EXTRAIT À LIRE:
# Problème de connexion avec Game Center



## gamer51 (27 Juillet 2012)

Bonjour à tous,

J'ai installé Mountain Lion le jour de sa sortie, tout s'est très bien déroulé. Depuis tout fonctionne correctement sauf Game Center qui inlassablement n'arrive pas à se connecter au serveur (voir capture d'écran). 
Je suis sur un MBA Mi-2011.
Est-ce que d'autres ont ce problème et si oui est-ce que vous savez comment le corriger ?

Merci d'avance pour vos réponses.


----------



## sebdeblp (28 Juillet 2012)

J'ai le même soucis, même après avoir désactivé little snitch au cas ou, et ce sur mes 2 macs. 
Il ne semble pas chercher à se connecter via le net.


----------



## Guiam (29 Juillet 2012)

Bonsoir même problème pour ma part...


----------



## snark (31 Juillet 2012)

Idem pour moi! Même message que gamer51.


----------



## vocinglero (1 Août 2012)

Salut,

Si vous avez modifié votre fichier /etc/hosts, il semblerait que le problème vienne de là. Il suffit de : 

Faire un backup de votre fichier /etc/hosts
Renommer /etc/hosts~orig en /etc/hosts
Se connecter à Game Center
Remettre votre fichier /etc/hosts comme avant

Cette solution est un peu bizarre, il n'y a pas de raison que les éléments ajoutés dans votre fichier hosts entrent en conflit avec Game Center, mais en tout cas ça a marché pour moi


----------



## Guiam (2 Août 2012)

Désole vocinglero mais peut tu détailler un peu plus la procédure?


----------



## Dthibault (3 Août 2012)

En gros, il veut dire que pour les personnes ayant le plus souvent jailbreaké leur téléphone ou installé une version illégal d'Adobe CS5 ou CS6, il faut remettre en place son fichier hosts qui se trouve dans le dossier /etc. Donc /etc/hosts


----------



## sebdeblp (3 Août 2012)

Bien vu, c'était effectivement en rapport avec les lignes du fichier hosts relatives à Adobe...

Il suffit donc de supprimer les dites lignes. Ce serait interessant de savoir quelle est la ligne responsable de tout ça par contre ;-)


----------

OBJECTIF 1: Extrayez du fil de discussion sur Game Center le passage qui commence aux mots « ## Dthibault (3 » et s'arrête après les mots « relatives à Adobe... », sans y apporter la moindre modification.
OBJECTIF 2: Convertissez en liste numérotée les lignes de l'extrait du jeu de données, depuis la ligne qui contient « bar xyxy=(77,90,110,290) » jusqu'à celle qui contient « y-tick-label: 1600 xyxy=(18,50,46,63) », ces deux lignes comprises. Omettez les lignes vides.
Le fil de discussion sur Game Center et les lignes de données constituent deux contenus distincts, sans lien entre eux.

Extrait du jeu de données:
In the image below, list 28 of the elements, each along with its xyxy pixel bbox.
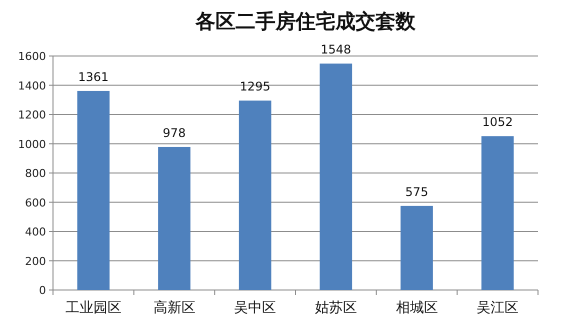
bar xyxy=(77,90,110,290)
data-label: 1052 xyxy=(482,115,513,130)
y-tick-label: 1200 xyxy=(18,108,46,122)
bar xyxy=(238,100,272,290)
y-tick-label: 800 xyxy=(25,167,46,180)
data-label: 978 xyxy=(162,126,186,140)
y-tick-label: 200 xyxy=(25,254,46,268)
x-tick-label: 高新区 xyxy=(153,300,196,316)
x-tick-label: 工业园区 xyxy=(65,300,122,316)
x-tick-label: 姑苏区 xyxy=(314,300,357,316)
data-label: 1295 xyxy=(240,80,270,94)
x-tick-label: 吴中区 xyxy=(234,300,276,316)
y-tick-label: 600 xyxy=(25,196,46,210)
chart-title: 各区二手房住宅成交套数 xyxy=(194,10,416,33)
data-label: 575 xyxy=(405,184,428,199)
bar xyxy=(400,206,433,290)
data-label: 1361 xyxy=(78,70,109,84)
y-tick-label: 1000 xyxy=(18,138,46,151)
bar xyxy=(158,146,190,290)
y-tick-label: 1400 xyxy=(18,79,46,92)
y-tick-label: 0 xyxy=(39,284,46,297)
x-tick-label: 相城区 xyxy=(396,300,438,316)
y-tick-label: 400 xyxy=(25,226,46,238)
data-label: 1548 xyxy=(320,42,352,57)
bar xyxy=(320,64,352,290)
bar xyxy=(481,136,514,290)
x-tick-label: 吴江区 xyxy=(476,300,519,316)
y-tick-label: 1600 xyxy=(18,50,46,63)
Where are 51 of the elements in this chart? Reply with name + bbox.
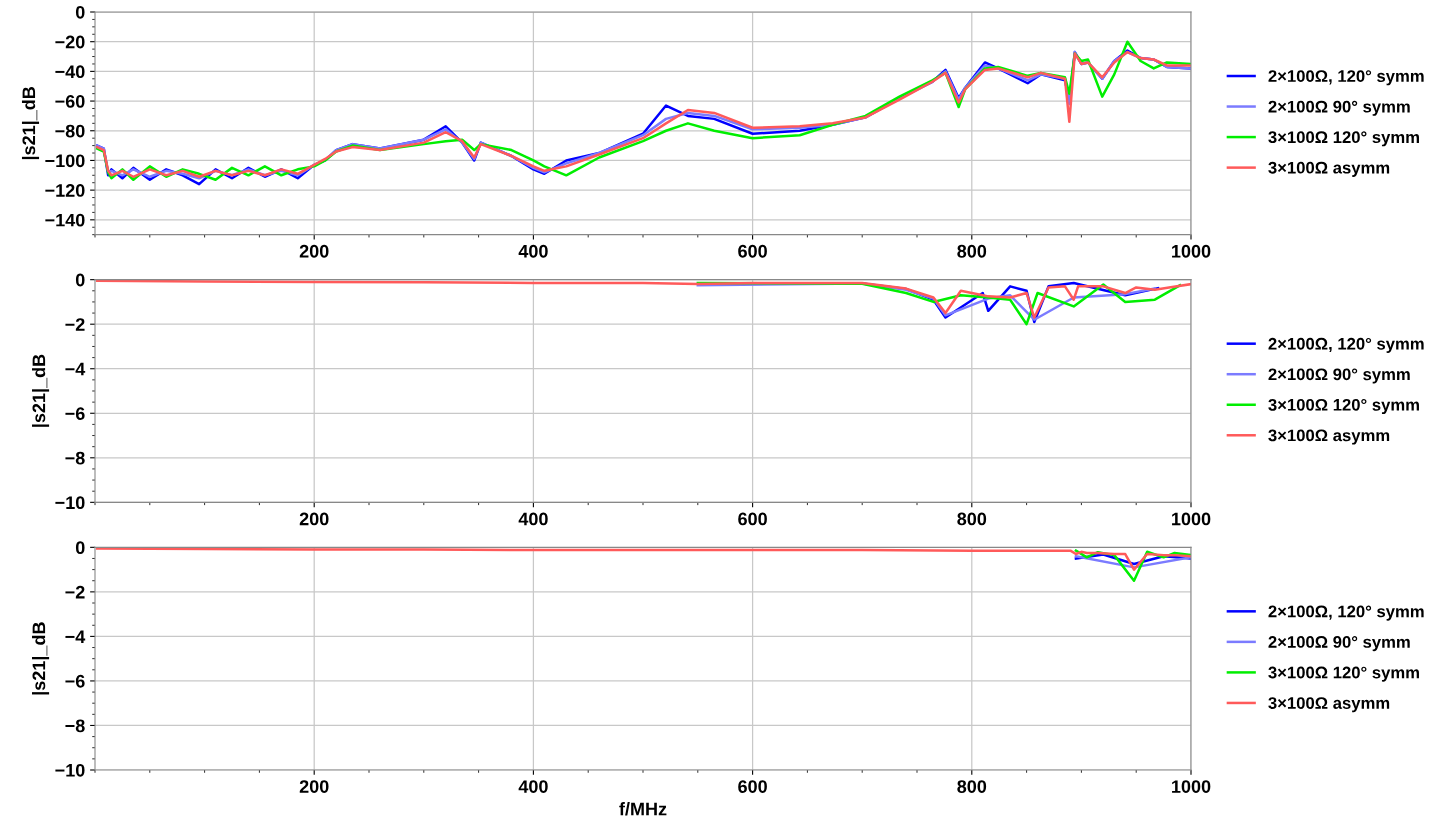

RÉPONSE 1:
## Dthibault (3 Août 2012)

En gros, il veut dire que pour les personnes ayant le plus souvent jailbreaké leur téléphone ou installé une version illégal d'Adobe CS5 ou CS6, il faut remettre en place son fichier hosts qui se trouve dans le dossier /etc. Donc /etc/hosts


----------



## sebdeblp (3 Août 2012)

Bien vu, c'était effectivement en rapport avec les lignes du fichier hosts relatives à Adobe...

RÉPONSE 2:
1. bar xyxy=(77,90,110,290)
2. data-label: 1052 xyxy=(482,115,513,130)
3. y-tick-label: 1200 xyxy=(18,108,46,122)
4. bar xyxy=(238,100,272,290)
5. y-tick-label: 800 xyxy=(25,167,46,180)
6. data-label: 978 xyxy=(162,126,186,140)
7. y-tick-label: 200 xyxy=(25,254,46,268)
8. x-tick-label: 高新区 xyxy=(153,300,196,316)
9. x-tick-label: 工业园区 xyxy=(65,300,122,316)
10. x-tick-label: 姑苏区 xyxy=(314,300,357,316)
11. data-label: 1295 xyxy=(240,80,270,94)
12. x-tick-label: 吴中区 xyxy=(234,300,276,316)
13. y-tick-label: 600 xyxy=(25,196,46,210)
14. chart-title: 各区二手房住宅成交套数 xyxy=(194,10,416,33)
15. data-label: 575 xyxy=(405,184,428,199)
16. bar xyxy=(400,206,433,290)
17. data-label: 1361 xyxy=(78,70,109,84)
18. y-tick-label: 1000 xyxy=(18,138,46,151)
19. bar xyxy=(158,146,190,290)
20. y-tick-label: 1400 xyxy=(18,79,46,92)
21. y-tick-label: 0 xyxy=(39,284,46,297)
22. x-tick-label: 相城区 xyxy=(396,300,438,316)
23. y-tick-label: 400 xyxy=(25,226,46,238)
24. data-label: 1548 xyxy=(320,42,352,57)
25. bar xyxy=(320,64,352,290)
26. bar xyxy=(481,136,514,290)
27. x-tick-label: 吴江区 xyxy=(476,300,519,316)
28. y-tick-label: 1600 xyxy=(18,50,46,63)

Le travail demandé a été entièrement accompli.